=== Material supplied ===
[start]

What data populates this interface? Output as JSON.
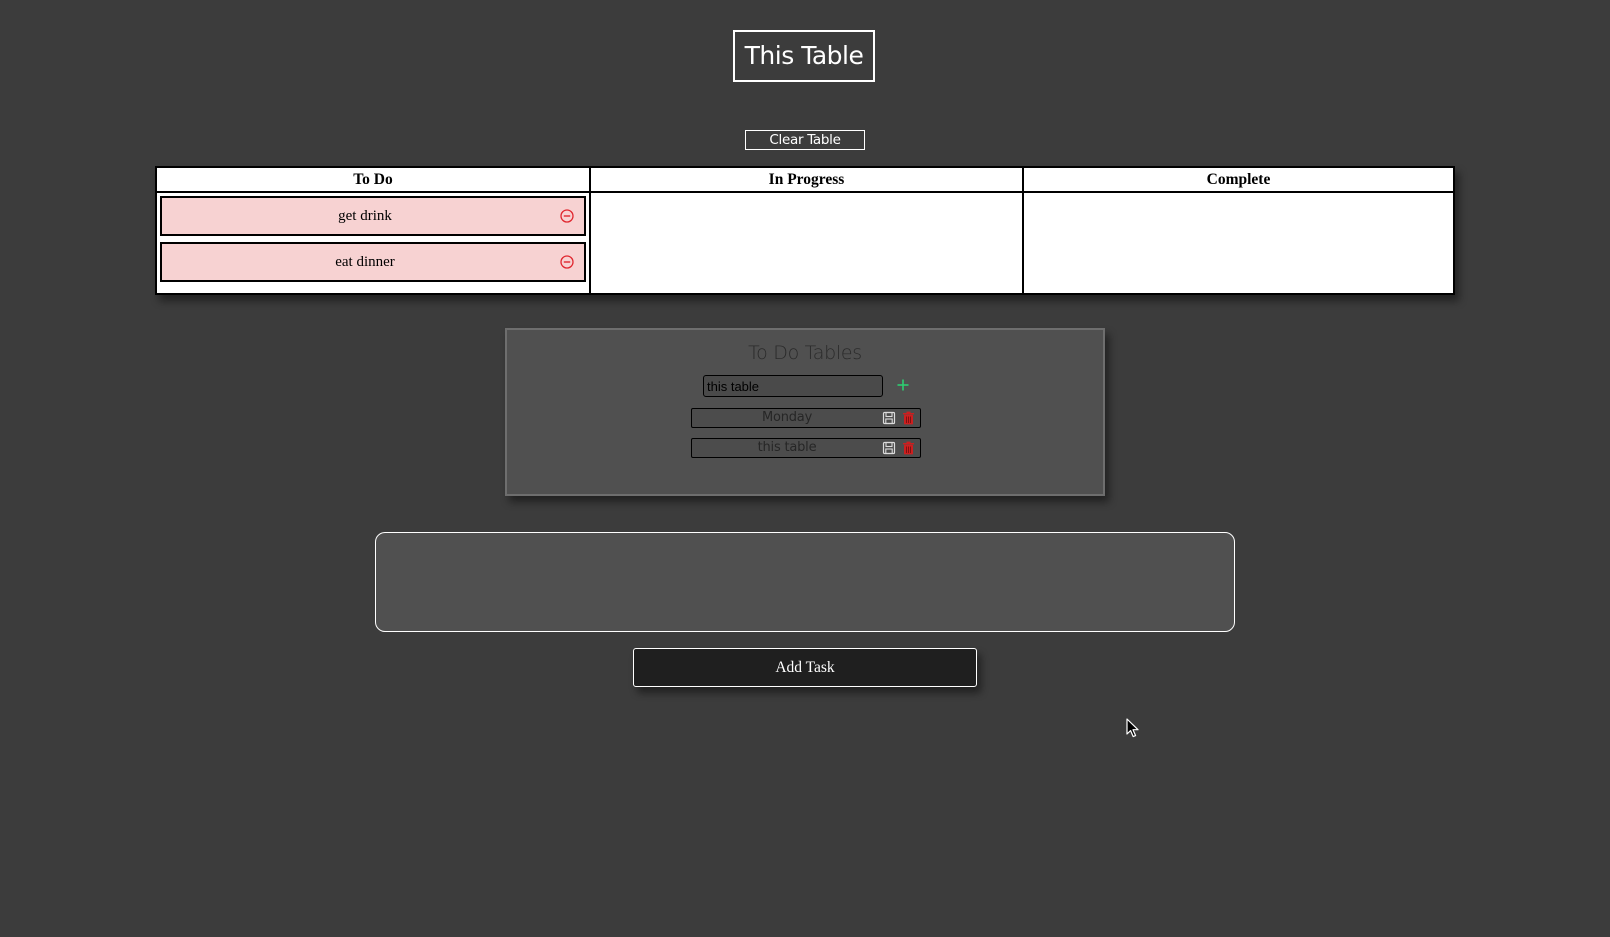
{
  "header": {
    "title": "This Table"
  },
  "toolbar": {
    "clear_label": "Clear Table"
  },
  "board": {
    "columns": [
      {
        "heading": "To Do",
        "tasks": [
          "get drink",
          "eat dinner"
        ]
      },
      {
        "heading": "In Progress",
        "tasks": []
      },
      {
        "heading": "Complete",
        "tasks": []
      }
    ]
  },
  "tables_panel": {
    "title": "To Do Tables",
    "input_value": "this table",
    "saved_tables": [
      "Monday",
      "this table"
    ]
  },
  "task_entry": {
    "value": ""
  },
  "add_task": {
    "label": "Add Task"
  },
  "colors": {
    "page_bg": "#3c3c3c",
    "task_bg": "#f7d2d2",
    "remove_icon": "#e0262e",
    "add_icon": "#2ecc71",
    "delete_icon": "#cc1f1f",
    "panel_bg": "#505050",
    "button_bg": "#1f1f1f"
  },
  "icons": {
    "remove_task": "minus-circle-icon",
    "add_table": "plus-icon",
    "save_table": "floppy-disk-icon",
    "delete_table": "trash-icon"
  }
}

[end]

=== Work instructions ===
Set down the complete material exactly, but do not include the images.

=== Answer to the problem ===
What data populates this interface? Output as JSON.
{
  "header": {
    "title": "This Table"
  },
  "toolbar": {
    "clear_label": "Clear Table"
  },
  "board": {
    "columns": [
      {
        "heading": "To Do",
        "tasks": [
          "get drink",
          "eat dinner"
        ]
      },
      {
        "heading": "In Progress",
        "tasks": []
      },
      {
        "heading": "Complete",
        "tasks": []
      }
    ]
  },
  "tables_panel": {
    "title": "To Do Tables",
    "input_value": "this table",
    "saved_tables": [
      "Monday",
      "this table"
    ]
  },
  "task_entry": {
    "value": ""
  },
  "add_task": {
    "label": "Add Task"
  },
  "colors": {
    "page_bg": "#3c3c3c",
    "task_bg": "#f7d2d2",
    "remove_icon": "#e0262e",
    "add_icon": "#2ecc71",
    "delete_icon": "#cc1f1f",
    "panel_bg": "#505050",
    "button_bg": "#1f1f1f"
  },
  "icons": {
    "remove_task": "minus-circle-icon",
    "add_table": "plus-icon",
    "save_table": "floppy-disk-icon",
    "delete_table": "trash-icon"
  }
}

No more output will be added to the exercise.